[Dataset entries on figures]
_ _ _ _ _
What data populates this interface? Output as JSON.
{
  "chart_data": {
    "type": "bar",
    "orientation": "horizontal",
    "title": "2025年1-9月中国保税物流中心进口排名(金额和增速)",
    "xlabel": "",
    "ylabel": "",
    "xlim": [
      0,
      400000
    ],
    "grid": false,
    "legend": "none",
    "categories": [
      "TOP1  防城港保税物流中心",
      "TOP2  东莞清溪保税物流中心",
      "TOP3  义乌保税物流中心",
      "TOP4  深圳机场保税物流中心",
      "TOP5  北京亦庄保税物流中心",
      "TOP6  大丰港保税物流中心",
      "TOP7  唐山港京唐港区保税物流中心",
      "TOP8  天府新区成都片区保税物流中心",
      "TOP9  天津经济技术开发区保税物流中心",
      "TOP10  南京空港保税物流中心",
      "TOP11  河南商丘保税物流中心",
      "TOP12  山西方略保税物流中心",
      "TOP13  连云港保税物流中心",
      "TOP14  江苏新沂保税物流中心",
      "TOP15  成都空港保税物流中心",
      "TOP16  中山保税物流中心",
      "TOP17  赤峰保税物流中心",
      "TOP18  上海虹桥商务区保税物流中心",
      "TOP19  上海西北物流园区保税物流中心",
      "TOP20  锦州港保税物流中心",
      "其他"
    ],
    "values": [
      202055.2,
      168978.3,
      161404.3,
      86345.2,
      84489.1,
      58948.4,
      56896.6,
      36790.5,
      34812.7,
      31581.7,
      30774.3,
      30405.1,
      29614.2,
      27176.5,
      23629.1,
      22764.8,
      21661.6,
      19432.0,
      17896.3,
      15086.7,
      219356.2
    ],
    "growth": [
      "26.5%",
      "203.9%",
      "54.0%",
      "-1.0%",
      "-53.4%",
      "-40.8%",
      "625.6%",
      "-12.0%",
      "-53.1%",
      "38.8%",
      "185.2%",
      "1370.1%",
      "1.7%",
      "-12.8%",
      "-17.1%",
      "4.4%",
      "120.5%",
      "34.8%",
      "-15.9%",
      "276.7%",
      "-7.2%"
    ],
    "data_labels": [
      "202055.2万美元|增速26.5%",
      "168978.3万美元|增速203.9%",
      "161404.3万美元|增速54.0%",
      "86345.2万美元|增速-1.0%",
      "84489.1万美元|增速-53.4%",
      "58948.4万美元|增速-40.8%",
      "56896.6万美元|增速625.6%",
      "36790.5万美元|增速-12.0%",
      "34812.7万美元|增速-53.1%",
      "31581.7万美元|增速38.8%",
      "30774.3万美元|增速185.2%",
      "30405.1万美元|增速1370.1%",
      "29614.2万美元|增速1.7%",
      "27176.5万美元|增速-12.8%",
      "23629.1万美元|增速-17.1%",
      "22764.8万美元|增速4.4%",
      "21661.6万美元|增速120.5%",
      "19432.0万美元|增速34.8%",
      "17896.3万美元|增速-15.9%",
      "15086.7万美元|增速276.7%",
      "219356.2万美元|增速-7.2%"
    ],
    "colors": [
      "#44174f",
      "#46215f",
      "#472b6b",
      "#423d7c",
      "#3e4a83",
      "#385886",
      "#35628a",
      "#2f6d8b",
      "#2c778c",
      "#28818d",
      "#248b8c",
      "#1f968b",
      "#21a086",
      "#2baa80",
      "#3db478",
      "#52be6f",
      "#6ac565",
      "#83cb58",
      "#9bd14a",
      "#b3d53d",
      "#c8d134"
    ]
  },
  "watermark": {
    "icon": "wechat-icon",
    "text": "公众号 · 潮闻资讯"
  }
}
_ _ _ _ _
:: Written task ::
Nothing should be left out: return all of the records exactly.

:: Written answer ::
What data populates this interface? Output as JSON.
{
  "chart_data": {
    "type": "bar",
    "orientation": "horizontal",
    "title": "2025年1-9月中国保税物流中心进口排名(金额和增速)",
    "xlabel": "",
    "ylabel": "",
    "xlim": [
      0,
      400000
    ],
    "grid": false,
    "legend": "none",
    "categories": [
      "TOP1  防城港保税物流中心",
      "TOP2  东莞清溪保税物流中心",
      "TOP3  义乌保税物流中心",
      "TOP4  深圳机场保税物流中心",
      "TOP5  北京亦庄保税物流中心",
      "TOP6  大丰港保税物流中心",
      "TOP7  唐山港京唐港区保税物流中心",
      "TOP8  天府新区成都片区保税物流中心",
      "TOP9  天津经济技术开发区保税物流中心",
      "TOP10  南京空港保税物流中心",
      "TOP11  河南商丘保税物流中心",
      "TOP12  山西方略保税物流中心",
      "TOP13  连云港保税物流中心",
      "TOP14  江苏新沂保税物流中心",
      "TOP15  成都空港保税物流中心",
      "TOP16  中山保税物流中心",
      "TOP17  赤峰保税物流中心",
      "TOP18  上海虹桥商务区保税物流中心",
      "TOP19  上海西北物流园区保税物流中心",
      "TOP20  锦州港保税物流中心",
      "其他"
    ],
    "values": [
      202055.2,
      168978.3,
      161404.3,
      86345.2,
      84489.1,
      58948.4,
      56896.6,
      36790.5,
      34812.7,
      31581.7,
      30774.3,
      30405.1,
      29614.2,
      27176.5,
      23629.1,
      22764.8,
      21661.6,
      19432.0,
      17896.3,
      15086.7,
      219356.2
    ],
    "growth": [
      "26.5%",
      "203.9%",
      "54.0%",
      "-1.0%",
      "-53.4%",
      "-40.8%",
      "625.6%",
      "-12.0%",
      "-53.1%",
      "38.8%",
      "185.2%",
      "1370.1%",
      "1.7%",
      "-12.8%",
      "-17.1%",
      "4.4%",
      "120.5%",
      "34.8%",
      "-15.9%",
      "276.7%",
      "-7.2%"
    ],
    "data_labels": [
      "202055.2万美元|增速26.5%",
      "168978.3万美元|增速203.9%",
      "161404.3万美元|增速54.0%",
      "86345.2万美元|增速-1.0%",
      "84489.1万美元|增速-53.4%",
      "58948.4万美元|增速-40.8%",
      "56896.6万美元|增速625.6%",
      "36790.5万美元|增速-12.0%",
      "34812.7万美元|增速-53.1%",
      "31581.7万美元|增速38.8%",
      "30774.3万美元|增速185.2%",
      "30405.1万美元|增速1370.1%",
      "29614.2万美元|增速1.7%",
      "27176.5万美元|增速-12.8%",
      "23629.1万美元|增速-17.1%",
      "22764.8万美元|增速4.4%",
      "21661.6万美元|增速120.5%",
      "19432.0万美元|增速34.8%",
      "17896.3万美元|增速-15.9%",
      "15086.7万美元|增速276.7%",
      "219356.2万美元|增速-7.2%"
    ],
    "colors": [
      "#44174f",
      "#46215f",
      "#472b6b",
      "#423d7c",
      "#3e4a83",
      "#385886",
      "#35628a",
      "#2f6d8b",
      "#2c778c",
      "#28818d",
      "#248b8c",
      "#1f968b",
      "#21a086",
      "#2baa80",
      "#3db478",
      "#52be6f",
      "#6ac565",
      "#83cb58",
      "#9bd14a",
      "#b3d53d",
      "#c8d134"
    ]
  },
  "watermark": {
    "icon": "wechat-icon",
    "text": "公众号 · 潮闻资讯"
  }
}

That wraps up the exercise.